### EXERCISE TASK:
Reproduce the material below verbatim, every line in its original order.

### DATA SUPPLIED:
* begin *

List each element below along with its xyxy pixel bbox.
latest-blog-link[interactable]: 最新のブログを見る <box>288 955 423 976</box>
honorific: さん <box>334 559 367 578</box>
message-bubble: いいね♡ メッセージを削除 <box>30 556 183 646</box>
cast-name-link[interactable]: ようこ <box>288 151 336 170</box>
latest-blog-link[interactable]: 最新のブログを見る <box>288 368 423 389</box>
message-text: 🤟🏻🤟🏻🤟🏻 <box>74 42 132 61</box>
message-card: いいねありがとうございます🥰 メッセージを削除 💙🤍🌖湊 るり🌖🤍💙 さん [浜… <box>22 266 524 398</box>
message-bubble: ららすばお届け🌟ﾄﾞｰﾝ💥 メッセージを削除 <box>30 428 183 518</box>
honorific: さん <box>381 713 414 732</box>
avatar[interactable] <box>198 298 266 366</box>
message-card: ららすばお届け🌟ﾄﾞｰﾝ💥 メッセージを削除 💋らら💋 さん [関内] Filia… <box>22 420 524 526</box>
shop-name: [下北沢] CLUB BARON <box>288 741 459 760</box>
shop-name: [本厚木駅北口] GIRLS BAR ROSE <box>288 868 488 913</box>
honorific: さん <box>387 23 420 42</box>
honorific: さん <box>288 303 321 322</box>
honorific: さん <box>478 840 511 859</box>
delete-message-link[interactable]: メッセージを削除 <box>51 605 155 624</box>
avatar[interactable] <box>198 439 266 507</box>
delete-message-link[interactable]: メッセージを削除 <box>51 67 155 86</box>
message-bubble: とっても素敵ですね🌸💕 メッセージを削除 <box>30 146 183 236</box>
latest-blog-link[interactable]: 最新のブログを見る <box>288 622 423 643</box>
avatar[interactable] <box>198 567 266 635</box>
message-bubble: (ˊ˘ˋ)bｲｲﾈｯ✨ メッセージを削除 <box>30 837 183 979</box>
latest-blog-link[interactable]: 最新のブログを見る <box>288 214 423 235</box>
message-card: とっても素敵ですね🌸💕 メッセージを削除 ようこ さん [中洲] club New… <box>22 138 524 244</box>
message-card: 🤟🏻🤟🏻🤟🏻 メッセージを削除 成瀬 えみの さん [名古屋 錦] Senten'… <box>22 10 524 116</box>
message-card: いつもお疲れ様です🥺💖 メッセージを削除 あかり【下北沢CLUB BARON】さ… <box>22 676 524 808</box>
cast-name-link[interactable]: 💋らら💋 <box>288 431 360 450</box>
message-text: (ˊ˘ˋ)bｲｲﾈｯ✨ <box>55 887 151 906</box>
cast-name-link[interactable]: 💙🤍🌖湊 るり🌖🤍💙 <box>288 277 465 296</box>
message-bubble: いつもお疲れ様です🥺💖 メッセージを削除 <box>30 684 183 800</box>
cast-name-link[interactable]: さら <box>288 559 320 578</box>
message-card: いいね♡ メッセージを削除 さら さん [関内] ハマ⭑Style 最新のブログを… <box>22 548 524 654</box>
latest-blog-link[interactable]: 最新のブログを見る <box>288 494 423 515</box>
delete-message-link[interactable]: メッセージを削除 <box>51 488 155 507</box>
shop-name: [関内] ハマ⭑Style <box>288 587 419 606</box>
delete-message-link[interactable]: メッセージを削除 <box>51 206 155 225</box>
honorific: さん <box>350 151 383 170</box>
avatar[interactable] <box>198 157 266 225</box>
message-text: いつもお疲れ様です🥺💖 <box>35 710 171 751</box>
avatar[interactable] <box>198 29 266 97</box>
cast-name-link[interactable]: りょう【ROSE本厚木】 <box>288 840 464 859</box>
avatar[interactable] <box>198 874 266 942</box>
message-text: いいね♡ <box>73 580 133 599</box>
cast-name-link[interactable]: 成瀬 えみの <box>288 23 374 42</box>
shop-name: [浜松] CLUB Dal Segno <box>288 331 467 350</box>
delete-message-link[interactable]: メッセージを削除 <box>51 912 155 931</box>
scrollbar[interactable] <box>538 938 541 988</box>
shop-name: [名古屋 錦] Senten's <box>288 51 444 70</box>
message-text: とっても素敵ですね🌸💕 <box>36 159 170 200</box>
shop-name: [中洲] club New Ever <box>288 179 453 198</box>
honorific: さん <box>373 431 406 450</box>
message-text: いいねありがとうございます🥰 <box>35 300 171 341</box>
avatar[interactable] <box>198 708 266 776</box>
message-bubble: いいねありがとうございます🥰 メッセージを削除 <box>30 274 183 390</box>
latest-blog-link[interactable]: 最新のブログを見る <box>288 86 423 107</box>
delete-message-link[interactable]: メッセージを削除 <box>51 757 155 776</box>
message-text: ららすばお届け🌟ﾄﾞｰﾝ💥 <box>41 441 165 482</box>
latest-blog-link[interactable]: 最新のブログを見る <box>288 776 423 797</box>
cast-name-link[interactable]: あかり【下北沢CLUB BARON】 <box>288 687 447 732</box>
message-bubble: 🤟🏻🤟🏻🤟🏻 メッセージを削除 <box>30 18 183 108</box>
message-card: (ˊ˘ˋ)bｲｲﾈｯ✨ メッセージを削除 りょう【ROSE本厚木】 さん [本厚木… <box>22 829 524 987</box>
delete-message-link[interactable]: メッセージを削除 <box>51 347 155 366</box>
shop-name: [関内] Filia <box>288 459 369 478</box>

* end *

### RESULT:
List each element below along with its xyxy pixel bbox.
latest-blog-link[interactable]: 最新のブログを見る <box>288 955 423 976</box>
honorific: さん <box>334 559 367 578</box>
message-bubble: いいね♡ メッセージを削除 <box>30 556 183 646</box>
cast-name-link[interactable]: ようこ <box>288 151 336 170</box>
latest-blog-link[interactable]: 最新のブログを見る <box>288 368 423 389</box>
message-text: 🤟🏻🤟🏻🤟🏻 <box>74 42 132 61</box>
message-card: いいねありがとうございます🥰 メッセージを削除 💙🤍🌖湊 るり🌖🤍💙 さん [浜… <box>22 266 524 398</box>
message-bubble: ららすばお届け🌟ﾄﾞｰﾝ💥 メッセージを削除 <box>30 428 183 518</box>
honorific: さん <box>381 713 414 732</box>
avatar[interactable] <box>198 298 266 366</box>
message-card: ららすばお届け🌟ﾄﾞｰﾝ💥 メッセージを削除 💋らら💋 さん [関内] Filia… <box>22 420 524 526</box>
shop-name: [下北沢] CLUB BARON <box>288 741 459 760</box>
shop-name: [本厚木駅北口] GIRLS BAR ROSE <box>288 868 488 913</box>
honorific: さん <box>387 23 420 42</box>
honorific: さん <box>288 303 321 322</box>
honorific: さん <box>478 840 511 859</box>
delete-message-link[interactable]: メッセージを削除 <box>51 605 155 624</box>
avatar[interactable] <box>198 439 266 507</box>
delete-message-link[interactable]: メッセージを削除 <box>51 67 155 86</box>
message-bubble: とっても素敵ですね🌸💕 メッセージを削除 <box>30 146 183 236</box>
latest-blog-link[interactable]: 最新のブログを見る <box>288 622 423 643</box>
avatar[interactable] <box>198 567 266 635</box>
message-bubble: (ˊ˘ˋ)bｲｲﾈｯ✨ メッセージを削除 <box>30 837 183 979</box>
latest-blog-link[interactable]: 最新のブログを見る <box>288 214 423 235</box>
message-card: とっても素敵ですね🌸💕 メッセージを削除 ようこ さん [中洲] club New… <box>22 138 524 244</box>
message-card: 🤟🏻🤟🏻🤟🏻 メッセージを削除 成瀬 えみの さん [名古屋 錦] Senten'… <box>22 10 524 116</box>
message-card: いつもお疲れ様です🥺💖 メッセージを削除 あかり【下北沢CLUB BARON】さ… <box>22 676 524 808</box>
cast-name-link[interactable]: 💋らら💋 <box>288 431 360 450</box>
message-text: (ˊ˘ˋ)bｲｲﾈｯ✨ <box>55 887 151 906</box>
cast-name-link[interactable]: 💙🤍🌖湊 るり🌖🤍💙 <box>288 277 465 296</box>
message-bubble: いつもお疲れ様です🥺💖 メッセージを削除 <box>30 684 183 800</box>
cast-name-link[interactable]: さら <box>288 559 320 578</box>
message-card: いいね♡ メッセージを削除 さら さん [関内] ハマ⭑Style 最新のブログを… <box>22 548 524 654</box>
latest-blog-link[interactable]: 最新のブログを見る <box>288 494 423 515</box>
delete-message-link[interactable]: メッセージを削除 <box>51 488 155 507</box>
shop-name: [関内] ハマ⭑Style <box>288 587 419 606</box>
delete-message-link[interactable]: メッセージを削除 <box>51 206 155 225</box>
honorific: さん <box>350 151 383 170</box>
avatar[interactable] <box>198 157 266 225</box>
message-text: いつもお疲れ様です🥺💖 <box>35 710 171 751</box>
avatar[interactable] <box>198 29 266 97</box>
cast-name-link[interactable]: りょう【ROSE本厚木】 <box>288 840 464 859</box>
avatar[interactable] <box>198 874 266 942</box>
message-text: いいね♡ <box>73 580 133 599</box>
cast-name-link[interactable]: 成瀬 えみの <box>288 23 374 42</box>
shop-name: [浜松] CLUB Dal Segno <box>288 331 467 350</box>
delete-message-link[interactable]: メッセージを削除 <box>51 912 155 931</box>
scrollbar[interactable] <box>538 938 541 988</box>
shop-name: [名古屋 錦] Senten's <box>288 51 444 70</box>
message-text: とっても素敵ですね🌸💕 <box>36 159 170 200</box>
shop-name: [中洲] club New Ever <box>288 179 453 198</box>
honorific: さん <box>373 431 406 450</box>
message-text: いいねありがとうございます🥰 <box>35 300 171 341</box>
avatar[interactable] <box>198 708 266 776</box>
message-bubble: いいねありがとうございます🥰 メッセージを削除 <box>30 274 183 390</box>
latest-blog-link[interactable]: 最新のブログを見る <box>288 86 423 107</box>
delete-message-link[interactable]: メッセージを削除 <box>51 757 155 776</box>
message-text: ららすばお届け🌟ﾄﾞｰﾝ💥 <box>41 441 165 482</box>
latest-blog-link[interactable]: 最新のブログを見る <box>288 776 423 797</box>
cast-name-link[interactable]: あかり【下北沢CLUB BARON】 <box>288 687 447 732</box>
message-bubble: 🤟🏻🤟🏻🤟🏻 メッセージを削除 <box>30 18 183 108</box>
message-card: (ˊ˘ˋ)bｲｲﾈｯ✨ メッセージを削除 りょう【ROSE本厚木】 さん [本厚木… <box>22 829 524 987</box>
delete-message-link[interactable]: メッセージを削除 <box>51 347 155 366</box>
shop-name: [関内] Filia <box>288 459 369 478</box>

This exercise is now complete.